_EXERCISE TASK_: Your task is to print every entry below exactly as given.

-- -- --

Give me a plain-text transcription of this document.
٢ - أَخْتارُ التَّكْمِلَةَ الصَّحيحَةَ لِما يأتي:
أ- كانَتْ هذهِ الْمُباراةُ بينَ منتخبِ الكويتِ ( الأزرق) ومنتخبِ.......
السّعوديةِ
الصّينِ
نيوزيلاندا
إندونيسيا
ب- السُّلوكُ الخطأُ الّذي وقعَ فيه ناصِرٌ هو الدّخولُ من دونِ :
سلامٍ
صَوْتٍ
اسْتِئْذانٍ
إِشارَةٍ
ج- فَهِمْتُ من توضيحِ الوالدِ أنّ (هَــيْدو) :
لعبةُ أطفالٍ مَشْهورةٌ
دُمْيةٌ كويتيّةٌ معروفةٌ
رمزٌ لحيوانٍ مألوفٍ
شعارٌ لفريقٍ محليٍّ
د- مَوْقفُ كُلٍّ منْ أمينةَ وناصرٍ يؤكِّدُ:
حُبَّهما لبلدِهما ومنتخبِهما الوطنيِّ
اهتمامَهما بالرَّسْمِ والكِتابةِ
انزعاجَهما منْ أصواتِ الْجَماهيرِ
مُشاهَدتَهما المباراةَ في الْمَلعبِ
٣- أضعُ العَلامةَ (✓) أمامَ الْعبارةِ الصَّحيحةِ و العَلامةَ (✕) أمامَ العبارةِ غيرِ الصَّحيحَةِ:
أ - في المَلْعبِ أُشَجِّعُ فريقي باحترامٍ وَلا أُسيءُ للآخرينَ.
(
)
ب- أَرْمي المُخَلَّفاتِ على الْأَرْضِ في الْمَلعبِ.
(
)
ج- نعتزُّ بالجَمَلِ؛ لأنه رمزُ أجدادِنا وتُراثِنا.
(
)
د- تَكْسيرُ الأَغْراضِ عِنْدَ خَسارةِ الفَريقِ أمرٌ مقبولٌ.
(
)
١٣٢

-- -- --

_FULL OUTPUT_:
Give me a plain-text transcription of this document.
٢ - أَخْتارُ التَّكْمِلَةَ الصَّحيحَةَ لِما يأتي:
أ- كانَتْ هذهِ الْمُباراةُ بينَ منتخبِ الكويتِ ( الأزرق) ومنتخبِ.......
السّعوديةِ
الصّينِ
نيوزيلاندا
إندونيسيا
ب- السُّلوكُ الخطأُ الّذي وقعَ فيه ناصِرٌ هو الدّخولُ من دونِ :
سلامٍ
صَوْتٍ
اسْتِئْذانٍ
إِشارَةٍ
ج- فَهِمْتُ من توضيحِ الوالدِ أنّ (هَــيْدو) :
لعبةُ أطفالٍ مَشْهورةٌ
دُمْيةٌ كويتيّةٌ معروفةٌ
رمزٌ لحيوانٍ مألوفٍ
شعارٌ لفريقٍ محليٍّ
د- مَوْقفُ كُلٍّ منْ أمينةَ وناصرٍ يؤكِّدُ:
حُبَّهما لبلدِهما ومنتخبِهما الوطنيِّ
اهتمامَهما بالرَّسْمِ والكِتابةِ
انزعاجَهما منْ أصواتِ الْجَماهيرِ
مُشاهَدتَهما المباراةَ في الْمَلعبِ
٣- أضعُ العَلامةَ (✓) أمامَ الْعبارةِ الصَّحيحةِ و العَلامةَ (✕) أمامَ العبارةِ غيرِ الصَّحيحَةِ:
أ - في المَلْعبِ أُشَجِّعُ فريقي باحترامٍ وَلا أُسيءُ للآخرينَ.
(
)
ب- أَرْمي المُخَلَّفاتِ على الْأَرْضِ في الْمَلعبِ.
(
)
ج- نعتزُّ بالجَمَلِ؛ لأنه رمزُ أجدادِنا وتُراثِنا.
(
)
د- تَكْسيرُ الأَغْراضِ عِنْدَ خَسارةِ الفَريقِ أمرٌ مقبولٌ.
(
)
١٣٢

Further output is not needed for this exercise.